-- Required work --
Extract each record and reproduce it exactly.
++++ Data to use ++++
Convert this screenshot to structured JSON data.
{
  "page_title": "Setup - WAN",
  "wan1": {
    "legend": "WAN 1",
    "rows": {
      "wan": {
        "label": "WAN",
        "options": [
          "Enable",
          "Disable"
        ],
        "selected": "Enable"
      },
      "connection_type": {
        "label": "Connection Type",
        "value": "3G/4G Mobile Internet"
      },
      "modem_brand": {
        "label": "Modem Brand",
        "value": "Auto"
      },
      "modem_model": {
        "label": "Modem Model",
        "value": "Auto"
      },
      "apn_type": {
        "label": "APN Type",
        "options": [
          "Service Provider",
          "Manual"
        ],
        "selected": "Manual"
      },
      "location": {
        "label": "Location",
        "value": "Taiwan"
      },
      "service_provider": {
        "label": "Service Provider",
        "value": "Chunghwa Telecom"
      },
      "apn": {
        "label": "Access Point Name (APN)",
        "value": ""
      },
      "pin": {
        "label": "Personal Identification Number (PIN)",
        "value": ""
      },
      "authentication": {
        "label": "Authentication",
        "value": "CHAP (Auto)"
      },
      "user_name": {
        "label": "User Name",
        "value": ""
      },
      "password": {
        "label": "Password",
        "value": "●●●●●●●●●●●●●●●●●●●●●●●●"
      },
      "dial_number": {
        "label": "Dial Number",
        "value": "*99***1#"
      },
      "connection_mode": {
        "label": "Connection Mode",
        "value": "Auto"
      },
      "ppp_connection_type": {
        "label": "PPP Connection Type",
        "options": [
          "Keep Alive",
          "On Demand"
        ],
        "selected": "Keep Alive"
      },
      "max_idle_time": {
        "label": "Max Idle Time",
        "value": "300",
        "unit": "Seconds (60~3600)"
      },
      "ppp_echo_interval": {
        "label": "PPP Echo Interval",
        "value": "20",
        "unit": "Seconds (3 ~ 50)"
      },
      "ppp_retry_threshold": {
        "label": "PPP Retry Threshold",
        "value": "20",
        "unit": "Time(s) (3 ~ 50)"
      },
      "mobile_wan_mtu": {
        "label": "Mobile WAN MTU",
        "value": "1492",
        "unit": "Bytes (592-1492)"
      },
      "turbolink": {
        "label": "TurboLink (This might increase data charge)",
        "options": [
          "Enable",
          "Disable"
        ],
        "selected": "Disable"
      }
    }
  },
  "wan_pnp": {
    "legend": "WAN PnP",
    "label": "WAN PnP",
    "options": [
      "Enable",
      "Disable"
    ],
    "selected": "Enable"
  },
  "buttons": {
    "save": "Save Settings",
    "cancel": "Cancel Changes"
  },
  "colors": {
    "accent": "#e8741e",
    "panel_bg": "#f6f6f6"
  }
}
++++
-- Output below --
Convert this screenshot to structured JSON data.
{
  "page_title": "Setup - WAN",
  "wan1": {
    "legend": "WAN 1",
    "rows": {
      "wan": {
        "label": "WAN",
        "options": [
          "Enable",
          "Disable"
        ],
        "selected": "Enable"
      },
      "connection_type": {
        "label": "Connection Type",
        "value": "3G/4G Mobile Internet"
      },
      "modem_brand": {
        "label": "Modem Brand",
        "value": "Auto"
      },
      "modem_model": {
        "label": "Modem Model",
        "value": "Auto"
      },
      "apn_type": {
        "label": "APN Type",
        "options": [
          "Service Provider",
          "Manual"
        ],
        "selected": "Manual"
      },
      "location": {
        "label": "Location",
        "value": "Taiwan"
      },
      "service_provider": {
        "label": "Service Provider",
        "value": "Chunghwa Telecom"
      },
      "apn": {
        "label": "Access Point Name (APN)",
        "value": ""
      },
      "pin": {
        "label": "Personal Identification Number (PIN)",
        "value": ""
      },
      "authentication": {
        "label": "Authentication",
        "value": "CHAP (Auto)"
      },
      "user_name": {
        "label": "User Name",
        "value": ""
      },
      "password": {
        "label": "Password",
        "value": "●●●●●●●●●●●●●●●●●●●●●●●●"
      },
      "dial_number": {
        "label": "Dial Number",
        "value": "*99***1#"
      },
      "connection_mode": {
        "label": "Connection Mode",
        "value": "Auto"
      },
      "ppp_connection_type": {
        "label": "PPP Connection Type",
        "options": [
          "Keep Alive",
          "On Demand"
        ],
        "selected": "Keep Alive"
      },
      "max_idle_time": {
        "label": "Max Idle Time",
        "value": "300",
        "unit": "Seconds (60~3600)"
      },
      "ppp_echo_interval": {
        "label": "PPP Echo Interval",
        "value": "20",
        "unit": "Seconds (3 ~ 50)"
      },
      "ppp_retry_threshold": {
        "label": "PPP Retry Threshold",
        "value": "20",
        "unit": "Time(s) (3 ~ 50)"
      },
      "mobile_wan_mtu": {
        "label": "Mobile WAN MTU",
        "value": "1492",
        "unit": "Bytes (592-1492)"
      },
      "turbolink": {
        "label": "TurboLink (This might increase data charge)",
        "options": [
          "Enable",
          "Disable"
        ],
        "selected": "Disable"
      }
    }
  },
  "wan_pnp": {
    "legend": "WAN PnP",
    "label": "WAN PnP",
    "options": [
      "Enable",
      "Disable"
    ],
    "selected": "Enable"
  },
  "buttons": {
    "save": "Save Settings",
    "cancel": "Cancel Changes"
  },
  "colors": {
    "accent": "#e8741e",
    "panel_bg": "#f6f6f6"
  }
}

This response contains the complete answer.